Quick, Boil Some Water by Yvonne Barlow

Quick, Boil Some Water by Yvonne Barlow

Author:Yvonne Barlow [Barlow, Yvonne]
Language: eng
Format: epub
ISBN: 978-0-9555630-3-4
Publisher: Bookline & Thinker
Published: 2007-03-15T00:00:00+00:00


Joan

1949

I was 23 when our first child was born. I knew absolutely nothing about childbirth and had no idea what was ahead of me. There was no antenatal care, but I saw the district nurse on a few occasions.

We’d recently moved to a small village and our parents were around 100 miles away. Toward the end of my pregnancy, my mother and 14-year-old brother came to visit. On their last evening we sat up very late chatting. When we did eventually go to bed, I couldn’t seem to get to sleep. But my husband and I decided it was just indigestion.

After another hour we decided we had better waken mother but we didn’t seriously consider I might be in labour. I still had 10 days to go and I wasn’t having any real pain. But we started timing the bouts of “indigestion” and discovered they were coming every ten minutes. Like almost everyone else, we didn’t have a telephone and my husband had to get dressed and cycle down to the phone box in the village to call the midwife. But she flatly refused to come out. She said she had examined me only a few days before and she was sure I was going to go my full time or even longer. She said we were just first-time parents worrying about nothing and we should go back to sleep.

We were very concerned when my husband returned with this news, as the pains were now coming every five minutes. So off my husband cycled to the phone box again. It was about 4 a.m. by now, and the midwife was far from pleased to have another call. But she condescended to come. When she examined me she was amazed at how far advanced I was and apologized for not coming earlier.

Records provided:
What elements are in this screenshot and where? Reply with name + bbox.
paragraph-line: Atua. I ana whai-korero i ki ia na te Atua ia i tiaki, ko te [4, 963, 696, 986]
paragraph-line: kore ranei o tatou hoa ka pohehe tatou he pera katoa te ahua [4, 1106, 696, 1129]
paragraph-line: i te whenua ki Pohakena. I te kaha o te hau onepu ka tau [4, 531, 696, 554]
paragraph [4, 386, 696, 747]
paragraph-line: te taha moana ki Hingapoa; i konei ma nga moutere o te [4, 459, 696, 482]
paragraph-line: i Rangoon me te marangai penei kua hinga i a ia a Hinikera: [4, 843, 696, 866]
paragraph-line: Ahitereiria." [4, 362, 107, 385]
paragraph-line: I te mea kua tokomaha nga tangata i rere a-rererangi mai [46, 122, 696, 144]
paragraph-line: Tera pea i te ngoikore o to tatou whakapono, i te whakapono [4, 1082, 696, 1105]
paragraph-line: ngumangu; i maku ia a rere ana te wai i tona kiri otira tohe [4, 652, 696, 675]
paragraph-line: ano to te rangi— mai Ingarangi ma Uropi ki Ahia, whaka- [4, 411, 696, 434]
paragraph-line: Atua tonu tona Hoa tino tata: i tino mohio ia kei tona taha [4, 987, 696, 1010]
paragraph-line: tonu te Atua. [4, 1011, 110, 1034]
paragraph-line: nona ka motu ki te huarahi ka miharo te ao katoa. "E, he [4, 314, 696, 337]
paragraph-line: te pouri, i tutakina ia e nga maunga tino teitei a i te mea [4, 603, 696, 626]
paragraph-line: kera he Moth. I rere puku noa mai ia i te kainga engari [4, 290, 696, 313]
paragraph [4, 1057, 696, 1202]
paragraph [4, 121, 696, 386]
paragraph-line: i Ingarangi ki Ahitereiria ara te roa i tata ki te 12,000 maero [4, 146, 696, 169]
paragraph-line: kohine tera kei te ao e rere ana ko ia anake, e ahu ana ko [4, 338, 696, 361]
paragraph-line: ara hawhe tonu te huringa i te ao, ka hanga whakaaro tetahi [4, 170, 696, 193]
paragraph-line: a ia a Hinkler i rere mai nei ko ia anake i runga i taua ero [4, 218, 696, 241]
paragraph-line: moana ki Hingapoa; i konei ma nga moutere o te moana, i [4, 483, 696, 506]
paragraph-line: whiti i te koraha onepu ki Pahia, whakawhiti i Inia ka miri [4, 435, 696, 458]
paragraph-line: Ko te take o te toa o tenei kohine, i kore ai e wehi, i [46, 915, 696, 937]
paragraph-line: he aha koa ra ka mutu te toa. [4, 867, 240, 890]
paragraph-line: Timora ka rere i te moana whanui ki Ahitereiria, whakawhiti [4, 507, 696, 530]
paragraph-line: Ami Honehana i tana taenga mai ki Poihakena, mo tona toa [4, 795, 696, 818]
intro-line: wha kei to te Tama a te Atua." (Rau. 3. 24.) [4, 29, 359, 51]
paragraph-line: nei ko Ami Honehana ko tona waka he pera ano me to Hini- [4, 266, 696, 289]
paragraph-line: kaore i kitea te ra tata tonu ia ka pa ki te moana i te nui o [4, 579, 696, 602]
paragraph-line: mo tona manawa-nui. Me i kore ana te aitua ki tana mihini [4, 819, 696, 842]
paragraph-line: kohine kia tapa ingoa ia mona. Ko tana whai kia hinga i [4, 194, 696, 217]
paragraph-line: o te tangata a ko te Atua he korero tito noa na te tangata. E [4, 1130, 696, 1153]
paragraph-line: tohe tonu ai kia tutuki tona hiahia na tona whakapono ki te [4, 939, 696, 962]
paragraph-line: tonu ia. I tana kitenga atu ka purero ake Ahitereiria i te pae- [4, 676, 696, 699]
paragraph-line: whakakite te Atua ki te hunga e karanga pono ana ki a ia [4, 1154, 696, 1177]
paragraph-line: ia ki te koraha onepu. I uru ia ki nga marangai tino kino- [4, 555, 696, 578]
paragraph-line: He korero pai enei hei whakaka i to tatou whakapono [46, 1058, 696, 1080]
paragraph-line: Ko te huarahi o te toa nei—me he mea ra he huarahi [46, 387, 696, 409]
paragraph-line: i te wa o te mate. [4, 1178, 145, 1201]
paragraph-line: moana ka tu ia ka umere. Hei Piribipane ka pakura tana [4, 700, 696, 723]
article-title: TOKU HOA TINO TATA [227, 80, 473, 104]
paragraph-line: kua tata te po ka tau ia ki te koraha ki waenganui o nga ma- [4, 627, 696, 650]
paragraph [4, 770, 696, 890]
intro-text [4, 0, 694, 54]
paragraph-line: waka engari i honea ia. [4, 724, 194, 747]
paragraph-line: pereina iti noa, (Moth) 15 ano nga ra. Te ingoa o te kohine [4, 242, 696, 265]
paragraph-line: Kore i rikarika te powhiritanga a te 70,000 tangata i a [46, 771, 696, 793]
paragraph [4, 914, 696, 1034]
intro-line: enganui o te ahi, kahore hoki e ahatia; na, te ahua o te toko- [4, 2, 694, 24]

Task to carry out: Copy verbatim the passage of the childbirth memoir that begins with the words containing "We were very" and ends with "not coming earlier.".

Written response:
We were very concerned when my husband returned with this news, as the pains were now coming every five minutes. So off my husband cycled to the phone box again. It was about 4 a.m. by now, and the midwife was far from pleased to have another call. But she condescended to come. When she examined me she was amazed at how far advanced I was and apologized for not coming earlier.